Stored entries
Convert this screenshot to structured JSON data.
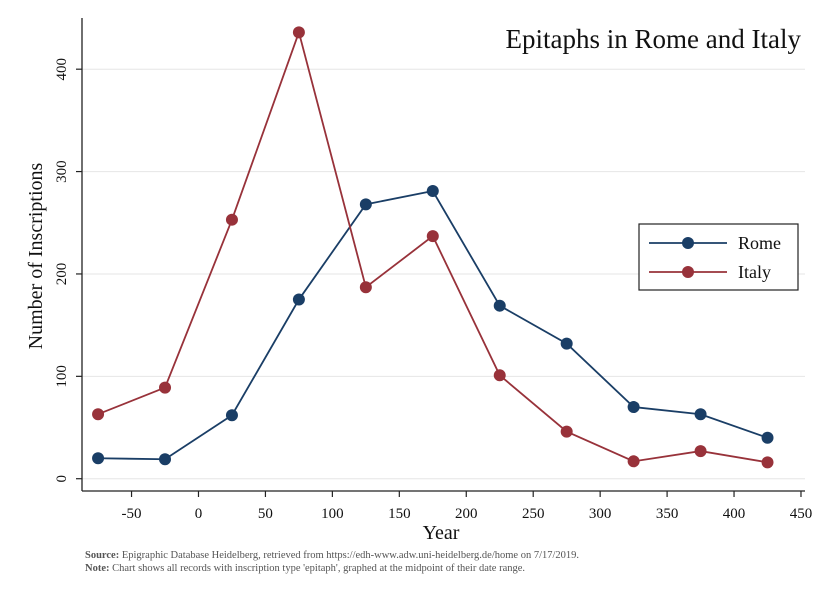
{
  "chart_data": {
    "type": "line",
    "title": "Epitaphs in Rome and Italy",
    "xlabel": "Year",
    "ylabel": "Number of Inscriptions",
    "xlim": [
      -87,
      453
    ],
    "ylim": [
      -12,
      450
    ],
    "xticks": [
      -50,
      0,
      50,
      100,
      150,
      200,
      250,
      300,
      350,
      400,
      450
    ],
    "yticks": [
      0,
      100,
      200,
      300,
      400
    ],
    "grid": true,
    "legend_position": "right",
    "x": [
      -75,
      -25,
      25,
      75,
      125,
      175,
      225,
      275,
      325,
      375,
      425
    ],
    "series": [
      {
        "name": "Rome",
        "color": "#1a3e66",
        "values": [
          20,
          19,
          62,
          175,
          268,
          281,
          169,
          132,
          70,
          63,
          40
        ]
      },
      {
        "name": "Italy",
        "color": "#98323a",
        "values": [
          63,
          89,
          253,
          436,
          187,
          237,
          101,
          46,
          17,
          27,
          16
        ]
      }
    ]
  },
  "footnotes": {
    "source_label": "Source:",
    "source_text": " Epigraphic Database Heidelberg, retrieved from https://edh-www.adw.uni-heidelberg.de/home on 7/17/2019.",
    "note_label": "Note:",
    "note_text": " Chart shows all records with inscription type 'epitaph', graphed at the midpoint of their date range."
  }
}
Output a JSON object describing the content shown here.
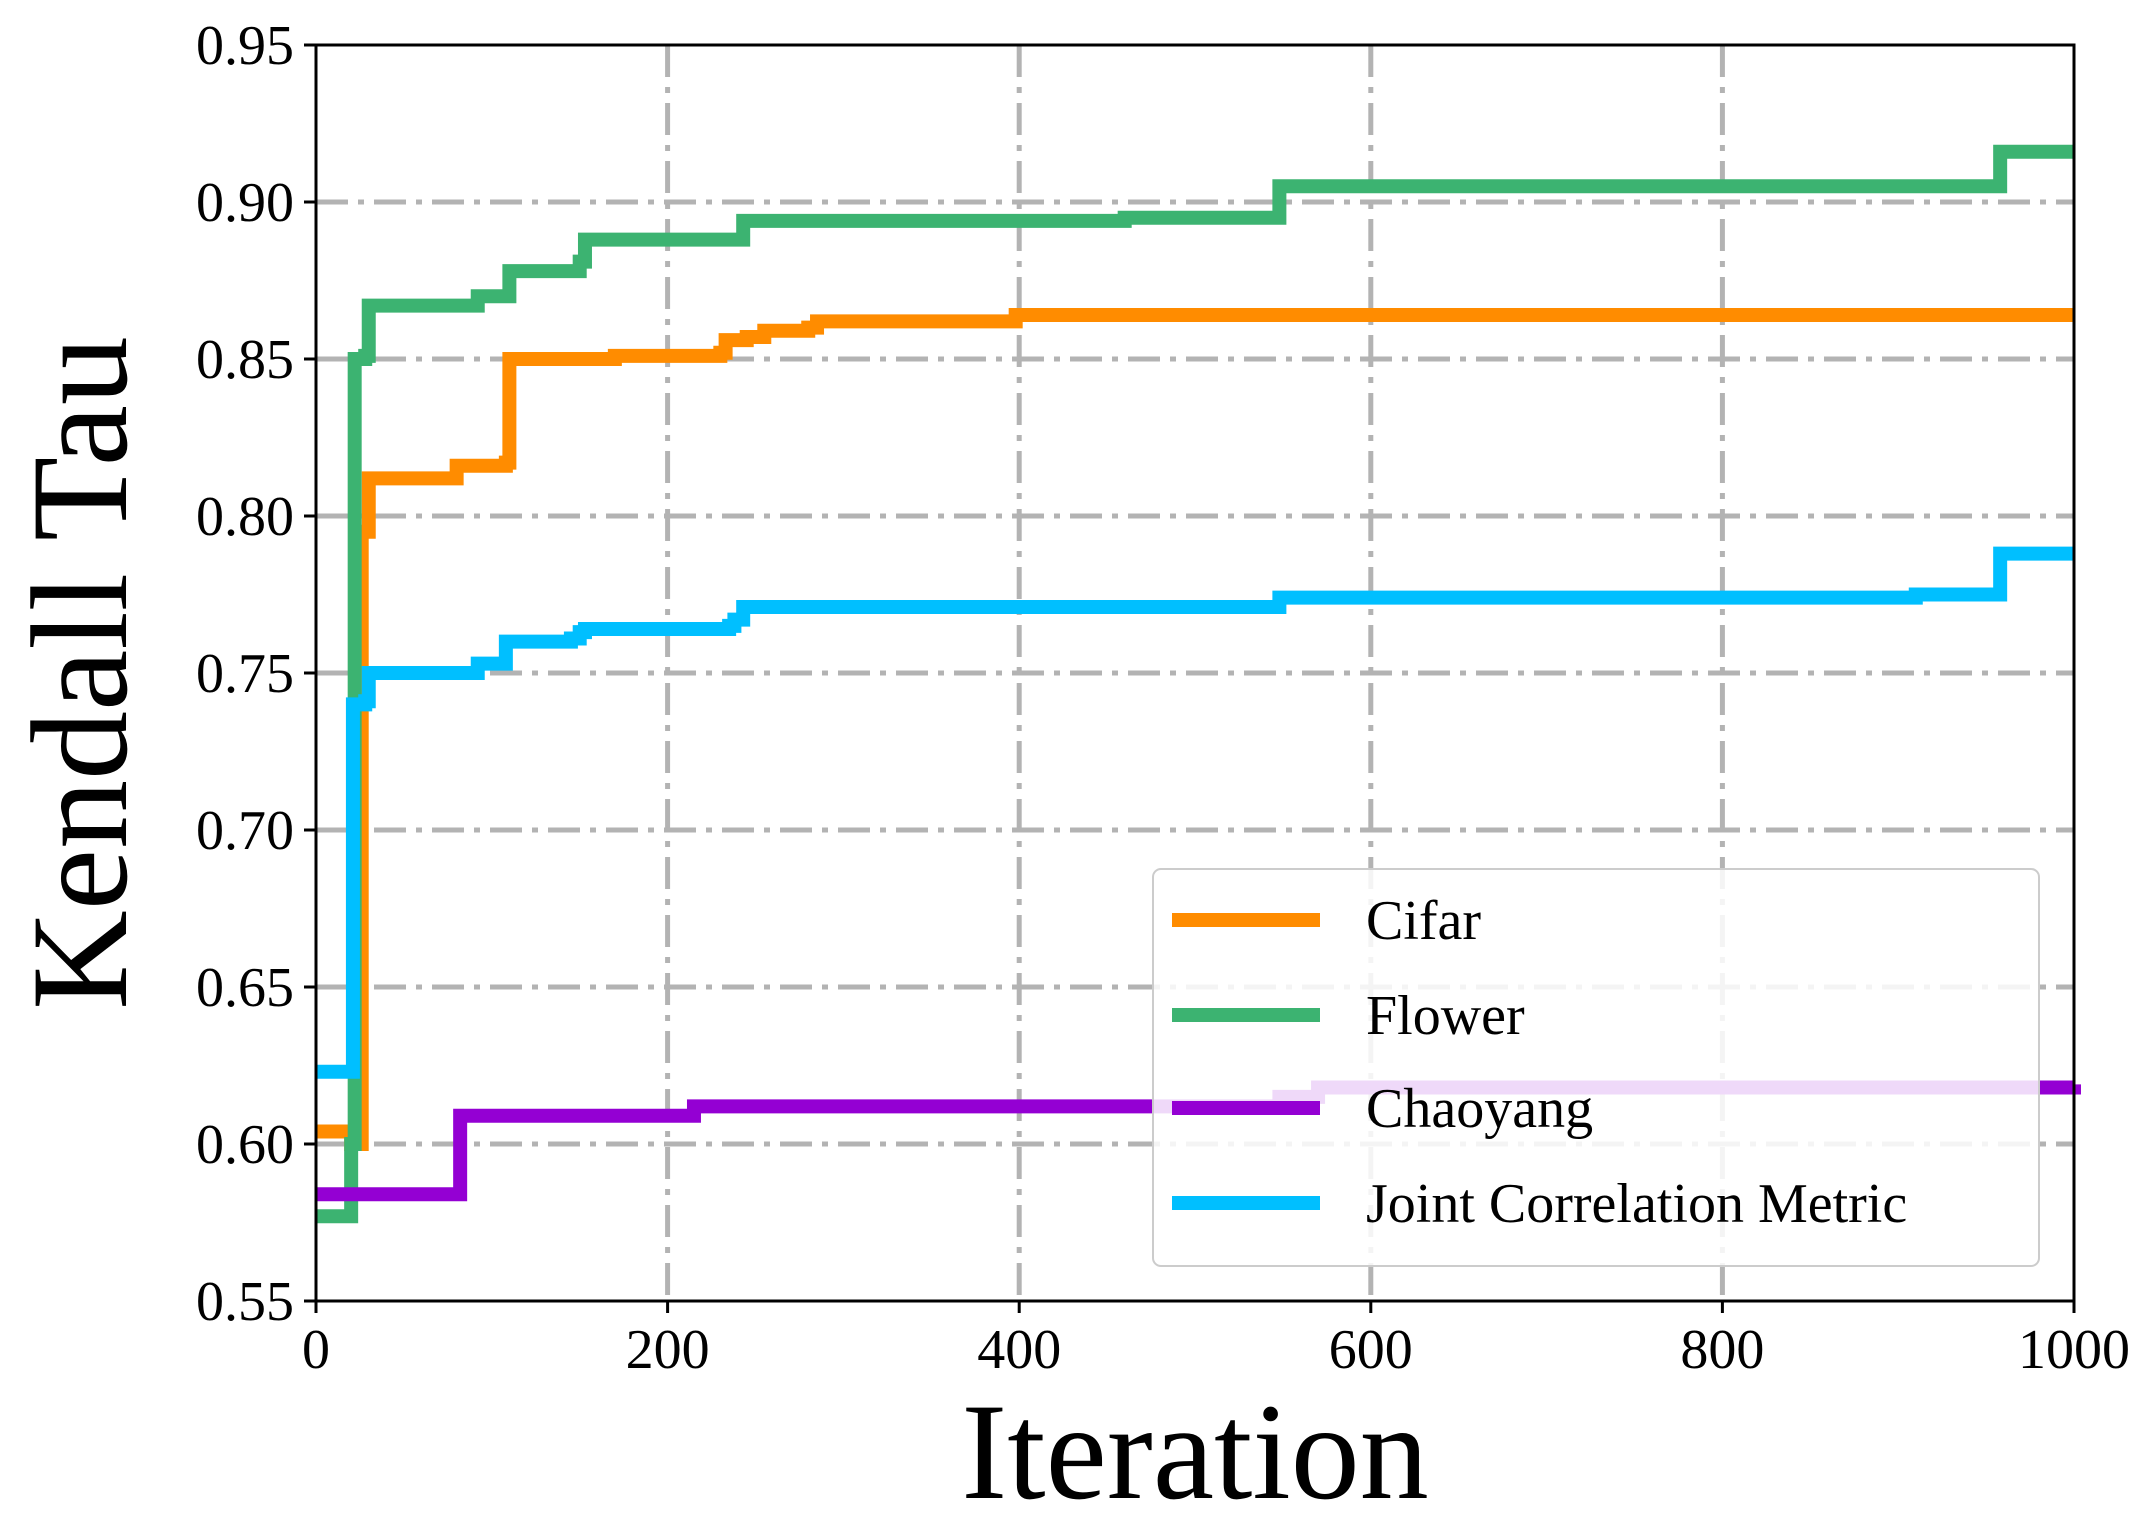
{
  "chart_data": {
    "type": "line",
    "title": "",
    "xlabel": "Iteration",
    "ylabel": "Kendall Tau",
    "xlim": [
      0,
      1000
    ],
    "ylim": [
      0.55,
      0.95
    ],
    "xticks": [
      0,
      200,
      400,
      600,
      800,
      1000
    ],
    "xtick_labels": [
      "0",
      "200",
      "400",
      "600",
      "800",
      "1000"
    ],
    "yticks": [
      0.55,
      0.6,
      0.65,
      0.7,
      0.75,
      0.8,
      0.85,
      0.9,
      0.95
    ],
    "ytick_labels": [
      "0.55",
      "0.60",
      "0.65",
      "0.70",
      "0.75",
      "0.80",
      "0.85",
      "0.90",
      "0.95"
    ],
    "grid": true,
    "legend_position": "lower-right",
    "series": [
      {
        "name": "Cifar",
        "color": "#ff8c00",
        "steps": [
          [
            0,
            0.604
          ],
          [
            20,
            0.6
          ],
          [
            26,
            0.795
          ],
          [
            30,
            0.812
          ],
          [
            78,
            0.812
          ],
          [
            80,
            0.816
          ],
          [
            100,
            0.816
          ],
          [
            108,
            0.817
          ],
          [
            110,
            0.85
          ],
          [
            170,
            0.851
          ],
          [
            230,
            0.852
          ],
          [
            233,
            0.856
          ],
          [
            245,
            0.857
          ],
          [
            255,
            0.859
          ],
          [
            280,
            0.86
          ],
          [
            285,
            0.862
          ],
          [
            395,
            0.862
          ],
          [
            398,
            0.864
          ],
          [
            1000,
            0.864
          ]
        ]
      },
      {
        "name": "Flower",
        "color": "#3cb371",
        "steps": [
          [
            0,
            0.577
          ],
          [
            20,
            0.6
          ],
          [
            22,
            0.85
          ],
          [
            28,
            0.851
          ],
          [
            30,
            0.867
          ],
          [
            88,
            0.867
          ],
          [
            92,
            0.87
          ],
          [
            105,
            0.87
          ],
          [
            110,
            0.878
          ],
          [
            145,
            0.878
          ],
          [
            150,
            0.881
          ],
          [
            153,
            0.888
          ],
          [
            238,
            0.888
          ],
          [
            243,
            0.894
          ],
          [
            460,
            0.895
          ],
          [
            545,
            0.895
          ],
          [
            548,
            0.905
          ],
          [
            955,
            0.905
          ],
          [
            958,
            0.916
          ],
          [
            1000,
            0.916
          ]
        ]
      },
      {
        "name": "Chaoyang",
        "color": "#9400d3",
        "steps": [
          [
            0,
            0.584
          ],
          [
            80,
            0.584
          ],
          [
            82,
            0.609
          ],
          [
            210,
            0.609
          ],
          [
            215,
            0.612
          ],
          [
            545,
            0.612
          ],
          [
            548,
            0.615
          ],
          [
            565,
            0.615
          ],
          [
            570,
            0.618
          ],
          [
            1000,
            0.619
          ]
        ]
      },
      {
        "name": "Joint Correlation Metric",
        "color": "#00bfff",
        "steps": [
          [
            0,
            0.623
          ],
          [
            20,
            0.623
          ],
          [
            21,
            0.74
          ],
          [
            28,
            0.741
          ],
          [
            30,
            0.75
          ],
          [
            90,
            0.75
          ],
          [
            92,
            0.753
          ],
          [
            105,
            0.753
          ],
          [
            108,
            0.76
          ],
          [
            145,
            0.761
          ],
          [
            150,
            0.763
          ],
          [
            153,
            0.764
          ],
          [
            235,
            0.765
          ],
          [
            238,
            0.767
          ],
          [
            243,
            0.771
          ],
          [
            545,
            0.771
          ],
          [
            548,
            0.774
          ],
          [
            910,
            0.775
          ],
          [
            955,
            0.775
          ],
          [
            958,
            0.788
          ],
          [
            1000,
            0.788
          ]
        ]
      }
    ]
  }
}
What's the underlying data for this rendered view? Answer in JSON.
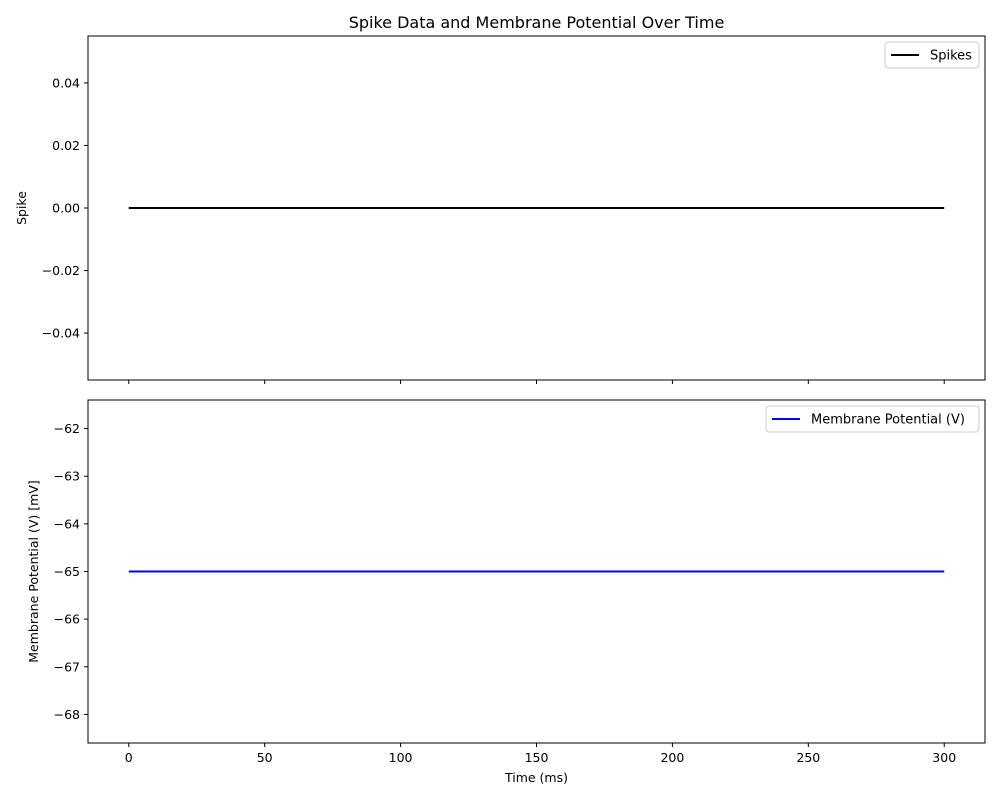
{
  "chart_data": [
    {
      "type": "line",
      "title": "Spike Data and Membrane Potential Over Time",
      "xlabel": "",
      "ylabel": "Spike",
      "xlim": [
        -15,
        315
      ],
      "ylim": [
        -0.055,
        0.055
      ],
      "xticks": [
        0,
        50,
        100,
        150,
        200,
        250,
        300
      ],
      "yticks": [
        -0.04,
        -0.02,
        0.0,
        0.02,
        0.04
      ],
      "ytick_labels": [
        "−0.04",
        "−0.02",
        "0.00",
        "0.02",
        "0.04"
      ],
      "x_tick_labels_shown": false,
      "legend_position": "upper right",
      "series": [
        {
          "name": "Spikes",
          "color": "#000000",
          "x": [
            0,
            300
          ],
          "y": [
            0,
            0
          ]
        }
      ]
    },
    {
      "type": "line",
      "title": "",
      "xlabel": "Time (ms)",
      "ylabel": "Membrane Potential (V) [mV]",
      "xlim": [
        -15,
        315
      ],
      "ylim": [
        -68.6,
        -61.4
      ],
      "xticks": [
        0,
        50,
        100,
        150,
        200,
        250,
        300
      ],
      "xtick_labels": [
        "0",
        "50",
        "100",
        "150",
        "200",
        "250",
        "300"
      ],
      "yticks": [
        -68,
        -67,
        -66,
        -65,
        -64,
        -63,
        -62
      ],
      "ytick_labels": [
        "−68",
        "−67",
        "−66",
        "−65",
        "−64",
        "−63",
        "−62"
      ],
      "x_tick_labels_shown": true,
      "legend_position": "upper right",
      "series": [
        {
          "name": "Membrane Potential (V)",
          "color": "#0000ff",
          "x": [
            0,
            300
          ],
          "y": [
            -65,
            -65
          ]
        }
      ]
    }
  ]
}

* Prompt
Transcribe the records above exactly, leaving out every picture.

* Task response
Convert this screenshot to structured JSON data.
{
  "chart_data": {
    "type": "line",
    "title": "Epitaphs in Rome and Italy",
    "xlabel": "Year",
    "ylabel": "Number of Inscriptions",
    "xlim": [
      -87,
      453
    ],
    "ylim": [
      -12,
      450
    ],
    "xticks": [
      -50,
      0,
      50,
      100,
      150,
      200,
      250,
      300,
      350,
      400,
      450
    ],
    "yticks": [
      0,
      100,
      200,
      300,
      400
    ],
    "grid": true,
    "legend_position": "right",
    "x": [
      -75,
      -25,
      25,
      75,
      125,
      175,
      225,
      275,
      325,
      375,
      425
    ],
    "series": [
      {
        "name": "Rome",
        "color": "#1a3e66",
        "values": [
          20,
          19,
          62,
          175,
          268,
          281,
          169,
          132,
          70,
          63,
          40
        ]
      },
      {
        "name": "Italy",
        "color": "#98323a",
        "values": [
          63,
          89,
          253,
          436,
          187,
          237,
          101,
          46,
          17,
          27,
          16
        ]
      }
    ]
  },
  "footnotes": {
    "source_label": "Source:",
    "source_text": " Epigraphic Database Heidelberg, retrieved from https://edh-www.adw.uni-heidelberg.de/home on 7/17/2019.",
    "note_label": "Note:",
    "note_text": " Chart shows all records with inscription type 'epitaph', graphed at the midpoint of their date range."
  }
}
Output a JSON object describing the content shown here.
{
  "chart_data": {
    "type": "line",
    "title": "",
    "xlabel": "Iteration",
    "ylabel": "Kendall Tau",
    "xlim": [
      0,
      1000
    ],
    "ylim": [
      0.55,
      0.95
    ],
    "xticks": [
      0,
      200,
      400,
      600,
      800,
      1000
    ],
    "xtick_labels": [
      "0",
      "200",
      "400",
      "600",
      "800",
      "1000"
    ],
    "yticks": [
      0.55,
      0.6,
      0.65,
      0.7,
      0.75,
      0.8,
      0.85,
      0.9,
      0.95
    ],
    "ytick_labels": [
      "0.55",
      "0.60",
      "0.65",
      "0.70",
      "0.75",
      "0.80",
      "0.85",
      "0.90",
      "0.95"
    ],
    "grid": true,
    "legend_position": "lower-right",
    "series": [
      {
        "name": "Cifar",
        "color": "#ff8c00",
        "steps": [
          [
            0,
            0.604
          ],
          [
            20,
            0.6
          ],
          [
            26,
            0.795
          ],
          [
            30,
            0.812
          ],
          [
            78,
            0.812
          ],
          [
            80,
            0.816
          ],
          [
            100,
            0.816
          ],
          [
            108,
            0.817
          ],
          [
            110,
            0.85
          ],
          [
            170,
            0.851
          ],
          [
            230,
            0.852
          ],
          [
            233,
            0.856
          ],
          [
            245,
            0.857
          ],
          [
            255,
            0.859
          ],
          [
            280,
            0.86
          ],
          [
            285,
            0.862
          ],
          [
            395,
            0.862
          ],
          [
            398,
            0.864
          ],
          [
            1000,
            0.864
          ]
        ]
      },
      {
        "name": "Flower",
        "color": "#3cb371",
        "steps": [
          [
            0,
            0.577
          ],
          [
            20,
            0.6
          ],
          [
            22,
            0.85
          ],
          [
            28,
            0.851
          ],
          [
            30,
            0.867
          ],
          [
            88,
            0.867
          ],
          [
            92,
            0.87
          ],
          [
            105,
            0.87
          ],
          [
            110,
            0.878
          ],
          [
            145,
            0.878
          ],
          [
            150,
            0.881
          ],
          [
            153,
            0.888
          ],
          [
            238,
            0.888
          ],
          [
            243,
            0.894
          ],
          [
            460,
            0.895
          ],
          [
            545,
            0.895
          ],
          [
            548,
            0.905
          ],
          [
            955,
            0.905
          ],
          [
            958,
            0.916
          ],
          [
            1000,
            0.916
          ]
        ]
      },
      {
        "name": "Chaoyang",
        "color": "#9400d3",
        "steps": [
          [
            0,
            0.584
          ],
          [
            80,
            0.584
          ],
          [
            82,
            0.609
          ],
          [
            210,
            0.609
          ],
          [
            215,
            0.612
          ],
          [
            545,
            0.612
          ],
          [
            548,
            0.615
          ],
          [
            565,
            0.615
          ],
          [
            570,
            0.618
          ],
          [
            1000,
            0.619
          ]
        ]
      },
      {
        "name": "Joint Correlation Metric",
        "color": "#00bfff",
        "steps": [
          [
            0,
            0.623
          ],
          [
            20,
            0.623
          ],
          [
            21,
            0.74
          ],
          [
            28,
            0.741
          ],
          [
            30,
            0.75
          ],
          [
            90,
            0.75
          ],
          [
            92,
            0.753
          ],
          [
            105,
            0.753
          ],
          [
            108,
            0.76
          ],
          [
            145,
            0.761
          ],
          [
            150,
            0.763
          ],
          [
            153,
            0.764
          ],
          [
            235,
            0.765
          ],
          [
            238,
            0.767
          ],
          [
            243,
            0.771
          ],
          [
            545,
            0.771
          ],
          [
            548,
            0.774
          ],
          [
            910,
            0.775
          ],
          [
            955,
            0.775
          ],
          [
            958,
            0.788
          ],
          [
            1000,
            0.788
          ]
        ]
      }
    ]
  }
}
What's the underlying data for this rendered view? Answer in JSON.
{
  "chart_data": [
    {
      "type": "line",
      "title": "Spike Data and Membrane Potential Over Time",
      "xlabel": "",
      "ylabel": "Spike",
      "xlim": [
        -15,
        315
      ],
      "ylim": [
        -0.055,
        0.055
      ],
      "xticks": [
        0,
        50,
        100,
        150,
        200,
        250,
        300
      ],
      "yticks": [
        -0.04,
        -0.02,
        0.0,
        0.02,
        0.04
      ],
      "ytick_labels": [
        "−0.04",
        "−0.02",
        "0.00",
        "0.02",
        "0.04"
      ],
      "x_tick_labels_shown": false,
      "legend_position": "upper right",
      "series": [
        {
          "name": "Spikes",
          "color": "#000000",
          "x": [
            0,
            300
          ],
          "y": [
            0,
            0
          ]
        }
      ]
    },
    {
      "type": "line",
      "title": "",
      "xlabel": "Time (ms)",
      "ylabel": "Membrane Potential (V) [mV]",
      "xlim": [
        -15,
        315
      ],
      "ylim": [
        -68.6,
        -61.4
      ],
      "xticks": [
        0,
        50,
        100,
        150,
        200,
        250,
        300
      ],
      "xtick_labels": [
        "0",
        "50",
        "100",
        "150",
        "200",
        "250",
        "300"
      ],
      "yticks": [
        -68,
        -67,
        -66,
        -65,
        -64,
        -63,
        -62
      ],
      "ytick_labels": [
        "−68",
        "−67",
        "−66",
        "−65",
        "−64",
        "−63",
        "−62"
      ],
      "x_tick_labels_shown": true,
      "legend_position": "upper right",
      "series": [
        {
          "name": "Membrane Potential (V)",
          "color": "#0000ff",
          "x": [
            0,
            300
          ],
          "y": [
            -65,
            -65
          ]
        }
      ]
    }
  ]
}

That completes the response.